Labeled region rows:
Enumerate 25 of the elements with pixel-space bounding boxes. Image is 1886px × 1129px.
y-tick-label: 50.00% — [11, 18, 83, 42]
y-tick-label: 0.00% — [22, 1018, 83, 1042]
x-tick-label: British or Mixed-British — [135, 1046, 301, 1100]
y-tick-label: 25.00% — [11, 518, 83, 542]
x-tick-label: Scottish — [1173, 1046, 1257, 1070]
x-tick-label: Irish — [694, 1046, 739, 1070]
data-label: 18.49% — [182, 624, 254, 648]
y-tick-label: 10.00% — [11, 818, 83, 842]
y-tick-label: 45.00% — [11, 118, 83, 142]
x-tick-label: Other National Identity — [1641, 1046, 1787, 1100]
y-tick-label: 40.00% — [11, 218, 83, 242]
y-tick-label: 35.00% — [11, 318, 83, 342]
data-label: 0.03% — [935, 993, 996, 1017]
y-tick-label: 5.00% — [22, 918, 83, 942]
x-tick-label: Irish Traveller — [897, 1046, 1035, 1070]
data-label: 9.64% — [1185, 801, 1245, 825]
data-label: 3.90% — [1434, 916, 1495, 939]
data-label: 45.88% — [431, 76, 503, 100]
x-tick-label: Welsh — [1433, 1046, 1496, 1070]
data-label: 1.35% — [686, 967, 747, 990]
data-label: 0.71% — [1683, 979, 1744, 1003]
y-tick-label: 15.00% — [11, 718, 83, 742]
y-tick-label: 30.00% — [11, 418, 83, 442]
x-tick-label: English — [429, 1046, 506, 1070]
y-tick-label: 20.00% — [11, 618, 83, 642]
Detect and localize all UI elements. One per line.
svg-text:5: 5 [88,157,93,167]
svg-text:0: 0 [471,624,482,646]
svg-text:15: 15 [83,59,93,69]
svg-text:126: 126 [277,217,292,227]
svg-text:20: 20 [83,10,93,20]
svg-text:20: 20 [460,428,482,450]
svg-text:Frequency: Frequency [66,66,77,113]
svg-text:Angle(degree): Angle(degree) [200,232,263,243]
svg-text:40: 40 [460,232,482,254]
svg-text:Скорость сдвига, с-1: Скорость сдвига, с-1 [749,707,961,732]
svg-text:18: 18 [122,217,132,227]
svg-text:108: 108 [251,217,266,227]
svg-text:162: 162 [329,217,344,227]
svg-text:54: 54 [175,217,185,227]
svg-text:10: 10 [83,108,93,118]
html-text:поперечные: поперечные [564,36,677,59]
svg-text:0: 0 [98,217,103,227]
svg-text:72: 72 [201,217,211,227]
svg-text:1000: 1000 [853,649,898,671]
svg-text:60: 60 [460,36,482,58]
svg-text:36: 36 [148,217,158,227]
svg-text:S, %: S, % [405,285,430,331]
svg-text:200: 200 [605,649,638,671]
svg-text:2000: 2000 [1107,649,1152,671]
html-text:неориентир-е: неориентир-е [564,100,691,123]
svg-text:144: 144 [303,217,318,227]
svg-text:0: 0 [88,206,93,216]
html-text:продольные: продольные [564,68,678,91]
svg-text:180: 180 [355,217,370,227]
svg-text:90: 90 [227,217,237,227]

Your goal:
Copy out every row above word for word, keeping each one on its own line and in its original order.

Solved exercise:
Enumerate 25 of the elements with pixel-space bounding boxes. Image is 1886px × 1129px.
y-tick-label: 50.00% — [11, 18, 83, 42]
y-tick-label: 0.00% — [22, 1018, 83, 1042]
x-tick-label: British or Mixed-British — [135, 1046, 301, 1100]
y-tick-label: 25.00% — [11, 518, 83, 542]
x-tick-label: Scottish — [1173, 1046, 1257, 1070]
x-tick-label: Irish — [694, 1046, 739, 1070]
data-label: 18.49% — [182, 624, 254, 648]
y-tick-label: 10.00% — [11, 818, 83, 842]
y-tick-label: 45.00% — [11, 118, 83, 142]
x-tick-label: Other National Identity — [1641, 1046, 1787, 1100]
y-tick-label: 40.00% — [11, 218, 83, 242]
y-tick-label: 35.00% — [11, 318, 83, 342]
data-label: 0.03% — [935, 993, 996, 1017]
y-tick-label: 5.00% — [22, 918, 83, 942]
x-tick-label: Irish Traveller — [897, 1046, 1035, 1070]
data-label: 9.64% — [1185, 801, 1245, 825]
data-label: 3.90% — [1434, 916, 1495, 939]
data-label: 45.88% — [431, 76, 503, 100]
x-tick-label: Welsh — [1433, 1046, 1496, 1070]
data-label: 1.35% — [686, 967, 747, 990]
data-label: 0.71% — [1683, 979, 1744, 1003]
y-tick-label: 15.00% — [11, 718, 83, 742]
y-tick-label: 30.00% — [11, 418, 83, 442]
x-tick-label: English — [429, 1046, 506, 1070]
y-tick-label: 20.00% — [11, 618, 83, 642]
Detect and localize all UI elements. One per line.
svg-text:5: 5 [88,157,93,167]
svg-text:0: 0 [471,624,482,646]
svg-text:15: 15 [83,59,93,69]
svg-text:126: 126 [277,217,292,227]
svg-text:20: 20 [83,10,93,20]
svg-text:20: 20 [460,428,482,450]
svg-text:Frequency: Frequency [66,66,77,113]
svg-text:Angle(degree): Angle(degree) [200,232,263,243]
svg-text:40: 40 [460,232,482,254]
svg-text:Скорость сдвига, с-1: Скорость сдвига, с-1 [749,707,961,732]
svg-text:18: 18 [122,217,132,227]
svg-text:108: 108 [251,217,266,227]
svg-text:162: 162 [329,217,344,227]
svg-text:54: 54 [175,217,185,227]
svg-text:10: 10 [83,108,93,118]
html-text:поперечные: поперечные [564,36,677,59]
svg-text:0: 0 [98,217,103,227]
svg-text:72: 72 [201,217,211,227]
svg-text:1000: 1000 [853,649,898,671]
svg-text:60: 60 [460,36,482,58]
svg-text:36: 36 [148,217,158,227]
svg-text:S, %: S, % [405,285,430,331]
svg-text:200: 200 [605,649,638,671]
svg-text:2000: 2000 [1107,649,1152,671]
html-text:неориентир-е: неориентир-е [564,100,691,123]
svg-text:144: 144 [303,217,318,227]
svg-text:0: 0 [88,206,93,216]
html-text:продольные: продольные [564,68,678,91]
svg-text:180: 180 [355,217,370,227]
svg-text:90: 90 [227,217,237,227]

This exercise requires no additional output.